Read the data and repeat it in full, exactly.

## Begin SUPPLIED INFORMATION

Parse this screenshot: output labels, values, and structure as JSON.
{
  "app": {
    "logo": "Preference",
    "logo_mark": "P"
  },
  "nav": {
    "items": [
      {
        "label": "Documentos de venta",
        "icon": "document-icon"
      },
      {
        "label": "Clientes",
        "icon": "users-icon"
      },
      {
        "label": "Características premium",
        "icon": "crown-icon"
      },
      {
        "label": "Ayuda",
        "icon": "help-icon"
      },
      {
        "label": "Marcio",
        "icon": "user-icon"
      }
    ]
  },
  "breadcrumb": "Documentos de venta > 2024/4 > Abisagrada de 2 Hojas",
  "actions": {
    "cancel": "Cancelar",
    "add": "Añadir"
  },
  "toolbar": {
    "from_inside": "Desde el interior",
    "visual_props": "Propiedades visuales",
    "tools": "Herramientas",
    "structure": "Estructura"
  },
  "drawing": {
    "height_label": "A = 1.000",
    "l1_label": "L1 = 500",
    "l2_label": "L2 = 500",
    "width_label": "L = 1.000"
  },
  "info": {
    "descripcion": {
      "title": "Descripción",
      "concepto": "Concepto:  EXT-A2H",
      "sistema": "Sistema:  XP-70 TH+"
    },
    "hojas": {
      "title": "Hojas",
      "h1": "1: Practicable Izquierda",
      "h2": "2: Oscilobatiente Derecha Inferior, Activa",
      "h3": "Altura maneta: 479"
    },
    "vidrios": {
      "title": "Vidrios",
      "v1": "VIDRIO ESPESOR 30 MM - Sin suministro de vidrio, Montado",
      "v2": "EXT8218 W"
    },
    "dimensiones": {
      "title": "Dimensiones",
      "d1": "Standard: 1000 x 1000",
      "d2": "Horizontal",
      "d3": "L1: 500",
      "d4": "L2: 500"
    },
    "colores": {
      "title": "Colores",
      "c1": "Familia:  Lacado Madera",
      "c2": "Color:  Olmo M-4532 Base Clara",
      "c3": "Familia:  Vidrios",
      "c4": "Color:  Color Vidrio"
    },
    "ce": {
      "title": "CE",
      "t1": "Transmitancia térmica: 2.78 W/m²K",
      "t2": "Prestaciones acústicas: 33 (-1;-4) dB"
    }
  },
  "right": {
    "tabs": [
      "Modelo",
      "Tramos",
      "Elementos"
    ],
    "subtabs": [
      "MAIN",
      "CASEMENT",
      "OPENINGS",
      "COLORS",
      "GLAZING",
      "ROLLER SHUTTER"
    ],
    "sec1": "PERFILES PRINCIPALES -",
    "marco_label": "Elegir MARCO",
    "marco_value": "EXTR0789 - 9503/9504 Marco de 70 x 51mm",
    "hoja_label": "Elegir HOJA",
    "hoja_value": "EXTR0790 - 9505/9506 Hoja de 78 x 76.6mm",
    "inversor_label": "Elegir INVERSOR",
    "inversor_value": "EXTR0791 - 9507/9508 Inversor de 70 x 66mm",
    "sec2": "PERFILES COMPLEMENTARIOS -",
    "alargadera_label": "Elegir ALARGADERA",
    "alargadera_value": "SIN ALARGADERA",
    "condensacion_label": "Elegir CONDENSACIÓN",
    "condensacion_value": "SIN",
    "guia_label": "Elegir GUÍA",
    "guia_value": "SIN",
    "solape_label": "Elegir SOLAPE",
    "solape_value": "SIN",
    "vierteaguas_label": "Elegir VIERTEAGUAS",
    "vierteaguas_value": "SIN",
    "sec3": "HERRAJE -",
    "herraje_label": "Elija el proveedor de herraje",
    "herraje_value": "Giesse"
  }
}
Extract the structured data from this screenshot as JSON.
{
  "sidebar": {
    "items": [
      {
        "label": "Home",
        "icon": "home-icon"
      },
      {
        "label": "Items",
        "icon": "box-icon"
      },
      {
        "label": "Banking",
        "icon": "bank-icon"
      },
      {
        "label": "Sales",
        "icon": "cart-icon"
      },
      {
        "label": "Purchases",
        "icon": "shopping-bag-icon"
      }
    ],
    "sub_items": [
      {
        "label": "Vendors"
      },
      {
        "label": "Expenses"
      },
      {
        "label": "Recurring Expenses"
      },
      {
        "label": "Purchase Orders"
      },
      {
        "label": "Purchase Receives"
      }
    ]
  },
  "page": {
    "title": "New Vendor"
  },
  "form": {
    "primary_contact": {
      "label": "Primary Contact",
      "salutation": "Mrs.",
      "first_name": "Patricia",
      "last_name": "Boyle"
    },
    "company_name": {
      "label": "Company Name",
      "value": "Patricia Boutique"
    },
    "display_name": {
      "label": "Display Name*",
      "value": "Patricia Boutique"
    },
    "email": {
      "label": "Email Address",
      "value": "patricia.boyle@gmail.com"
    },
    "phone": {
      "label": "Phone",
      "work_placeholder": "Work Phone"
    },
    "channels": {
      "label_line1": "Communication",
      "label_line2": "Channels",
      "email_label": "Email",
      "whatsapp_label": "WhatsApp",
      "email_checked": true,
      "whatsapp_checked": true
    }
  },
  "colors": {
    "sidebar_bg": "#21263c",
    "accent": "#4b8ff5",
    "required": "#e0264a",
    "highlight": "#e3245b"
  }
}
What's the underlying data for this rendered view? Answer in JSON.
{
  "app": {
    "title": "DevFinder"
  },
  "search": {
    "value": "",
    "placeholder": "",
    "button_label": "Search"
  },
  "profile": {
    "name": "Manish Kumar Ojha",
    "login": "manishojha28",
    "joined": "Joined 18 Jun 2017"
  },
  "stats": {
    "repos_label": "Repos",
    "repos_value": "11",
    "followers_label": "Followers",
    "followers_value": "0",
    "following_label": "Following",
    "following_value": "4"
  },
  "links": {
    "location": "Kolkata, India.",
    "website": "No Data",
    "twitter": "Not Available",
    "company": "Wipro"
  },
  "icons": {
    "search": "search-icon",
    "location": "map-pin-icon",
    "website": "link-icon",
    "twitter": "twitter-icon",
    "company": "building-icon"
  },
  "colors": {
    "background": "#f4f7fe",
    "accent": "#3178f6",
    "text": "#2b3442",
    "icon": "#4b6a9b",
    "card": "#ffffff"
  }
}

## End SUPPLIED INFORMATION

▸ **SOLUTION**:
Parse this screenshot: output labels, values, and structure as JSON.
{
  "app": {
    "logo": "Preference",
    "logo_mark": "P"
  },
  "nav": {
    "items": [
      {
        "label": "Documentos de venta",
        "icon": "document-icon"
      },
      {
        "label": "Clientes",
        "icon": "users-icon"
      },
      {
        "label": "Características premium",
        "icon": "crown-icon"
      },
      {
        "label": "Ayuda",
        "icon": "help-icon"
      },
      {
        "label": "Marcio",
        "icon": "user-icon"
      }
    ]
  },
  "breadcrumb": "Documentos de venta > 2024/4 > Abisagrada de 2 Hojas",
  "actions": {
    "cancel": "Cancelar",
    "add": "Añadir"
  },
  "toolbar": {
    "from_inside": "Desde el interior",
    "visual_props": "Propiedades visuales",
    "tools": "Herramientas",
    "structure": "Estructura"
  },
  "drawing": {
    "height_label": "A = 1.000",
    "l1_label": "L1 = 500",
    "l2_label": "L2 = 500",
    "width_label": "L = 1.000"
  },
  "info": {
    "descripcion": {
      "title": "Descripción",
      "concepto": "Concepto:  EXT-A2H",
      "sistema": "Sistema:  XP-70 TH+"
    },
    "hojas": {
      "title": "Hojas",
      "h1": "1: Practicable Izquierda",
      "h2": "2: Oscilobatiente Derecha Inferior, Activa",
      "h3": "Altura maneta: 479"
    },
    "vidrios": {
      "title": "Vidrios",
      "v1": "VIDRIO ESPESOR 30 MM - Sin suministro de vidrio, Montado",
      "v2": "EXT8218 W"
    },
    "dimensiones": {
      "title": "Dimensiones",
      "d1": "Standard: 1000 x 1000",
      "d2": "Horizontal",
      "d3": "L1: 500",
      "d4": "L2: 500"
    },
    "colores": {
      "title": "Colores",
      "c1": "Familia:  Lacado Madera",
      "c2": "Color:  Olmo M-4532 Base Clara",
      "c3": "Familia:  Vidrios",
      "c4": "Color:  Color Vidrio"
    },
    "ce": {
      "title": "CE",
      "t1": "Transmitancia térmica: 2.78 W/m²K",
      "t2": "Prestaciones acústicas: 33 (-1;-4) dB"
    }
  },
  "right": {
    "tabs": [
      "Modelo",
      "Tramos",
      "Elementos"
    ],
    "subtabs": [
      "MAIN",
      "CASEMENT",
      "OPENINGS",
      "COLORS",
      "GLAZING",
      "ROLLER SHUTTER"
    ],
    "sec1": "PERFILES PRINCIPALES -",
    "marco_label": "Elegir MARCO",
    "marco_value": "EXTR0789 - 9503/9504 Marco de 70 x 51mm",
    "hoja_label": "Elegir HOJA",
    "hoja_value": "EXTR0790 - 9505/9506 Hoja de 78 x 76.6mm",
    "inversor_label": "Elegir INVERSOR",
    "inversor_value": "EXTR0791 - 9507/9508 Inversor de 70 x 66mm",
    "sec2": "PERFILES COMPLEMENTARIOS -",
    "alargadera_label": "Elegir ALARGADERA",
    "alargadera_value": "SIN ALARGADERA",
    "condensacion_label": "Elegir CONDENSACIÓN",
    "condensacion_value": "SIN",
    "guia_label": "Elegir GUÍA",
    "guia_value": "SIN",
    "solape_label": "Elegir SOLAPE",
    "solape_value": "SIN",
    "vierteaguas_label": "Elegir VIERTEAGUAS",
    "vierteaguas_value": "SIN",
    "sec3": "HERRAJE -",
    "herraje_label": "Elija el proveedor de herraje",
    "herraje_value": "Giesse"
  }
}
Extract the structured data from this screenshot as JSON.
{
  "sidebar": {
    "items": [
      {
        "label": "Home",
        "icon": "home-icon"
      },
      {
        "label": "Items",
        "icon": "box-icon"
      },
      {
        "label": "Banking",
        "icon": "bank-icon"
      },
      {
        "label": "Sales",
        "icon": "cart-icon"
      },
      {
        "label": "Purchases",
        "icon": "shopping-bag-icon"
      }
    ],
    "sub_items": [
      {
        "label": "Vendors"
      },
      {
        "label": "Expenses"
      },
      {
        "label": "Recurring Expenses"
      },
      {
        "label": "Purchase Orders"
      },
      {
        "label": "Purchase Receives"
      }
    ]
  },
  "page": {
    "title": "New Vendor"
  },
  "form": {
    "primary_contact": {
      "label": "Primary Contact",
      "salutation": "Mrs.",
      "first_name": "Patricia",
      "last_name": "Boyle"
    },
    "company_name": {
      "label": "Company Name",
      "value": "Patricia Boutique"
    },
    "display_name": {
      "label": "Display Name*",
      "value": "Patricia Boutique"
    },
    "email": {
      "label": "Email Address",
      "value": "patricia.boyle@gmail.com"
    },
    "phone": {
      "label": "Phone",
      "work_placeholder": "Work Phone"
    },
    "channels": {
      "label_line1": "Communication",
      "label_line2": "Channels",
      "email_label": "Email",
      "whatsapp_label": "WhatsApp",
      "email_checked": true,
      "whatsapp_checked": true
    }
  },
  "colors": {
    "sidebar_bg": "#21263c",
    "accent": "#4b8ff5",
    "required": "#e0264a",
    "highlight": "#e3245b"
  }
}
What's the underlying data for this rendered view? Answer in JSON.
{
  "app": {
    "title": "DevFinder"
  },
  "search": {
    "value": "",
    "placeholder": "",
    "button_label": "Search"
  },
  "profile": {
    "name": "Manish Kumar Ojha",
    "login": "manishojha28",
    "joined": "Joined 18 Jun 2017"
  },
  "stats": {
    "repos_label": "Repos",
    "repos_value": "11",
    "followers_label": "Followers",
    "followers_value": "0",
    "following_label": "Following",
    "following_value": "4"
  },
  "links": {
    "location": "Kolkata, India.",
    "website": "No Data",
    "twitter": "Not Available",
    "company": "Wipro"
  },
  "icons": {
    "search": "search-icon",
    "location": "map-pin-icon",
    "website": "link-icon",
    "twitter": "twitter-icon",
    "company": "building-icon"
  },
  "colors": {
    "background": "#f4f7fe",
    "accent": "#3178f6",
    "text": "#2b3442",
    "icon": "#4b6a9b",
    "card": "#ffffff"
  }
}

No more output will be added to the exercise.